**Work to be completed:**
Determine the number of lines that have the string "docteur" in them, and give only that number.

[Collected data entries]
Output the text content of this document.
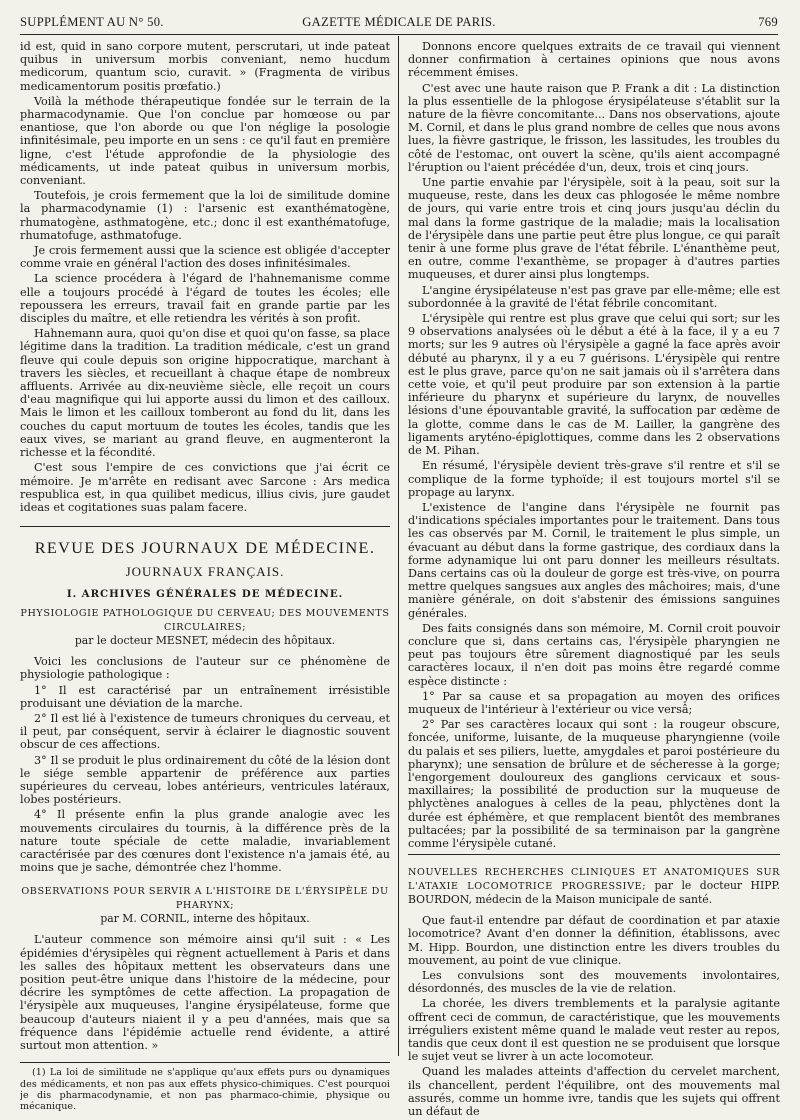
SUPPLÉMENT AU N° 50.	GAZETTE MÉDICALE DE PARIS.	769

id est, quid in sano corpore mutent, perscrutari, ut inde pateat quibus in universum morbis conveniant, nemo hucdum medicorum, quantum scio, curavit. » (Fragmenta de viribus medicamentorum positis prœfatio.)

Voilà la méthode thérapeutique fondée sur le terrain de la pharmacodynamie. Que l'on conclue par homœose ou par enantiose, que l'on aborde ou que l'on néglige la posologie infinitésimale, peu importe en un sens : ce qu'il faut en première ligne, c'est l'étude approfondie de la physiologie des médicaments, ut inde pateat quibus in universum morbis, conveniant.

Toutefois, je crois fermement que la loi de similitude domine la pharmacodynamie (1) : l'arsenic est exanthématogène, rhumatogène, asthmatogène, etc.; donc il est exanthématofuge, rhumatofuge, asthmatofuge.

Je crois fermement aussi que la science est obligée d'accepter comme vraie en général l'action des doses infinitésimales.

La science procédera à l'égard de l'hahnemanisme comme elle a toujours procédé à l'égard de toutes les écoles; elle repoussera les erreurs, travail fait en grande partie par les disciples du maître, et elle retiendra les vérités à son profit.

Hahnemann aura, quoi qu'on dise et quoi qu'on fasse, sa place légitime dans la tradition. La tradition médicale, c'est un grand fleuve qui coule depuis son origine hippocratique, marchant à travers les siècles, et recueillant à chaque étape de nombreux affluents. Arrivée au dix-neuvième siècle, elle reçoit un cours d'eau magnifique qui lui apporte aussi du limon et des cailloux. Mais le limon et les cailloux tomberont au fond du lit, dans les couches du caput mortuum de toutes les écoles, tandis que les eaux vives, se mariant au grand fleuve, en augmenteront la richesse et la fécondité.

C'est sous l'empire de ces convictions que j'ai écrit ce mémoire. Je m'arrête en redisant avec Sarcone : Ars medica respublica est, in qua quilibet medicus, illius civis, jure gaudet ideas et cogitationes suas palam facere.

REVUE DES JOURNAUX DE MÉDECINE.
JOURNAUX FRANÇAIS.
I. ARCHIVES GÉNÉRALES DE MÉDECINE.
PHYSIOLOGIE PATHOLOGIQUE DU CERVEAU; DES MOUVEMENTS CIRCULAIRES;
par le docteur MESNET, médecin des hôpitaux.

Voici les conclusions de l'auteur sur ce phénomène de physiologie pathologique :

1° Il est caractérisé par un entraînement irrésistible produisant une déviation de la marche.

2° Il est lié à l'existence de tumeurs chroniques du cerveau, et il peut, par conséquent, servir à éclairer le diagnostic souvent obscur de ces affections.

3° Il se produit le plus ordinairement du côté de la lésion dont le siége semble appartenir de préférence aux parties supérieures du cerveau, lobes antérieurs, ventricules latéraux, lobes postérieurs.

4° Il présente enfin la plus grande analogie avec les mouvements circulaires du tournis, à la différence près de la nature toute spéciale de cette maladie, invariablement caractérisée par des cœnures dont l'existence n'a jamais été, au moins que je sache, démontrée chez l'homme.

OBSERVATIONS POUR SERVIR A L'HISTOIRE DE L'ÉRYSIPÈLE DU PHARYNX;
par M. CORNIL, interne des hôpitaux.

L'auteur commence son mémoire ainsi qu'il suit : « Les épidémies d'érysipèles qui règnent actuellement à Paris et dans les salles des hôpitaux mettent les observateurs dans une position peut-être unique dans l'histoire de la médecine, pour décrire les symptômes de cette affection. La propagation de l'érysipèle aux muqueuses, l'angine érysipélateuse, forme que beaucoup d'auteurs niaient il y a peu d'années, mais que sa fréquence dans l'épidémie actuelle rend évidente, a attiré surtout mon attention. »

(1) La loi de similitude ne s'applique qu'aux effets purs ou dynamiques des médicaments, et non pas aux effets physico-chimiques. C'est pourquoi je dis pharmacodynamie, et non pas pharmaco-chimie, physique ou mécanique.

Donnons encore quelques extraits de ce travail qui viennent donner confirmation à certaines opinions que nous avons récemment émises.

C'est avec une haute raison que P. Frank a dit : La distinction la plus essentielle de la phlogose érysipélateuse s'établit sur la nature de la fièvre concomitante... Dans nos observations, ajoute M. Cornil, et dans le plus grand nombre de celles que nous avons lues, la fièvre gastrique, le frisson, les lassitudes, les troubles du côté de l'estomac, ont ouvert la scène, qu'ils aient accompagné l'éruption ou l'aient précédée d'un, deux, trois et cinq jours.

Une partie envahie par l'érysipèle, soit à la peau, soit sur la muqueuse, reste, dans les deux cas phlogosée le même nombre de jours, qui varie entre trois et cinq jours jusqu'au déclin du mal dans la forme gastrique de la maladie; mais la localisation de l'érysipèle dans une partie peut être plus longue, ce qui paraît tenir à une forme plus grave de l'état fébrile. L'énanthème peut, en outre, comme l'exanthème, se propager à d'autres parties muqueuses, et durer ainsi plus longtemps.

L'angine érysipélateuse n'est pas grave par elle-même; elle est subordonnée à la gravité de l'état fébrile concomitant.

L'érysipèle qui rentre est plus grave que celui qui sort; sur les 9 observations analysées où le début a été à la face, il y a eu 7 morts; sur les 9 autres où l'érysipèle a gagné la face après avoir débuté au pharynx, il y a eu 7 guérisons. L'érysipèle qui rentre est le plus grave, parce qu'on ne sait jamais où il s'arrêtera dans cette voie, et qu'il peut produire par son extension à la partie inférieure du pharynx et supérieure du larynx, de nouvelles lésions d'une épouvantable gravité, la suffocation par œdème de la glotte, comme dans le cas de M. Lailler, la gangrène des ligaments aryténo-épiglottiques, comme dans les 2 observations de M. Pihan.

En résumé, l'érysipèle devient très-grave s'il rentre et s'il se complique de la forme typhoïde; il est toujours mortel s'il se propage au larynx.

L'existence de l'angine dans l'érysipèle ne fournit pas d'indications spéciales importantes pour le traitement. Dans tous les cas observés par M. Cornil, le traitement le plus simple, un évacuant au début dans la forme gastrique, des cordiaux dans la forme adynamique lui ont paru donner les meilleurs résultats. Dans certains cas où la douleur de gorge est très-vive, on pourra mettre quelques sangsues aux angles des mâchoires; mais, d'une manière générale, on doit s'abstenir des émissions sanguines générales.

Des faits consignés dans son mémoire, M. Cornil croit pouvoir conclure que si, dans certains cas, l'érysipèle pharyngien ne peut pas toujours être sûrement diagnostiqué par les seuls caractères locaux, il n'en doit pas moins être regardé comme espèce distincte :

1° Par sa cause et sa propagation au moyen des orifices muqueux de l'intérieur à l'extérieur ou vice versâ;

2° Par ses caractères locaux qui sont : la rougeur obscure, foncée, uniforme, luisante, de la muqueuse pharyngienne (voile du palais et ses piliers, luette, amygdales et paroi postérieure du pharynx); une sensation de brûlure et de sécheresse à la gorge; l'engorgement douloureux des ganglions cervicaux et sous-maxillaires; la possibilité de production sur la muqueuse de phlyctènes analogues à celles de la peau, phlyctènes dont la durée est éphémère, et que remplacent bientôt des membranes pultacées; par la possibilité de sa terminaison par la gangrène comme l'érysipèle cutané.

NOUVELLES RECHERCHES CLINIQUES ET ANATOMIQUES SUR L'ATAXIE LOCOMOTRICE PROGRESSIVE; par le docteur HIPP. BOURDON, médecin de la Maison municipale de santé.

Que faut-il entendre par défaut de coordination et par ataxie locomotrice? Avant d'en donner la définition, établissons, avec M. Hipp. Bourdon, une distinction entre les divers troubles du mouvement, au point de vue clinique.

Les convulsions sont des mouvements involontaires, désordonnés, des muscles de la vie de relation.

La chorée, les divers tremblements et la paralysie agitante offrent ceci de commun, de caractéristique, que les mouvements irréguliers existent même quand le malade veut rester au repos, tandis que ceux dont il est question ne se produisent que lorsque le sujet veut se livrer à un acte locomoteur.

Quand les malades atteints d'affection du cervelet marchent, ils chancellent, perdent l'équilibre, ont des mouvements mal assurés, comme un homme ivre, tandis que les sujets qui offrent un défaut de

**Correct result:**
2